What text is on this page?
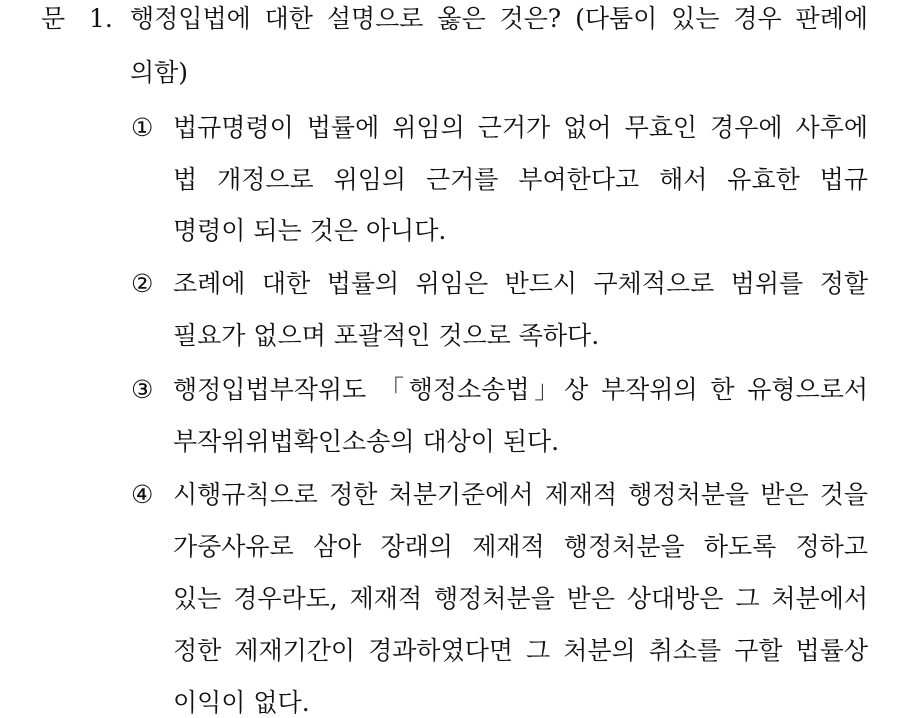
문 1. 행정입법에 대한 설명으로 옳은 것은? (다툼이 있는 경우 판례에
의함)
① 법규명령이 법률에 위임의 근거가 없어 무효인 경우에 사후에
법 개정으로 위임의 근거를 부여한다고 해서 유효한 법규
명령이 되는 것은 아니다.
② 조례에 대한 법률의 위임은 반드시 구체적으로 범위를 정할
필요가 없으며 포괄적인 것으로 족하다.
③ 행정입법부작위도 「행정소송법」상 부작위의 한 유형으로서
부작위위법확인소송의 대상이 된다.
④ 시행규칙으로 정한 처분기준에서 제재적 행정처분을 받은 것을
가중사유로 삼아 장래의 제재적 행정처분을 하도록 정하고
있는 경우라도, 제재적 행정처분을 받은 상대방은 그 처분에서
정한 제재기간이 경과하였다면 그 처분의 취소를 구할 법률상
이익이 없다.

■ ■ ■ ■ ■

**Directions for this task:** Leave the images out, please, and restate each line word for word.

**Finished exercise:**
What text is on this page?
문 1. 행정입법에 대한 설명으로 옳은 것은? (다툼이 있는 경우 판례에
의함)
① 법규명령이 법률에 위임의 근거가 없어 무효인 경우에 사후에
법 개정으로 위임의 근거를 부여한다고 해서 유효한 법규
명령이 되는 것은 아니다.
② 조례에 대한 법률의 위임은 반드시 구체적으로 범위를 정할
필요가 없으며 포괄적인 것으로 족하다.
③ 행정입법부작위도 「행정소송법」상 부작위의 한 유형으로서
부작위위법확인소송의 대상이 된다.
④ 시행규칙으로 정한 처분기준에서 제재적 행정처분을 받은 것을
가중사유로 삼아 장래의 제재적 행정처분을 하도록 정하고
있는 경우라도, 제재적 행정처분을 받은 상대방은 그 처분에서
정한 제재기간이 경과하였다면 그 처분의 취소를 구할 법률상
이익이 없다.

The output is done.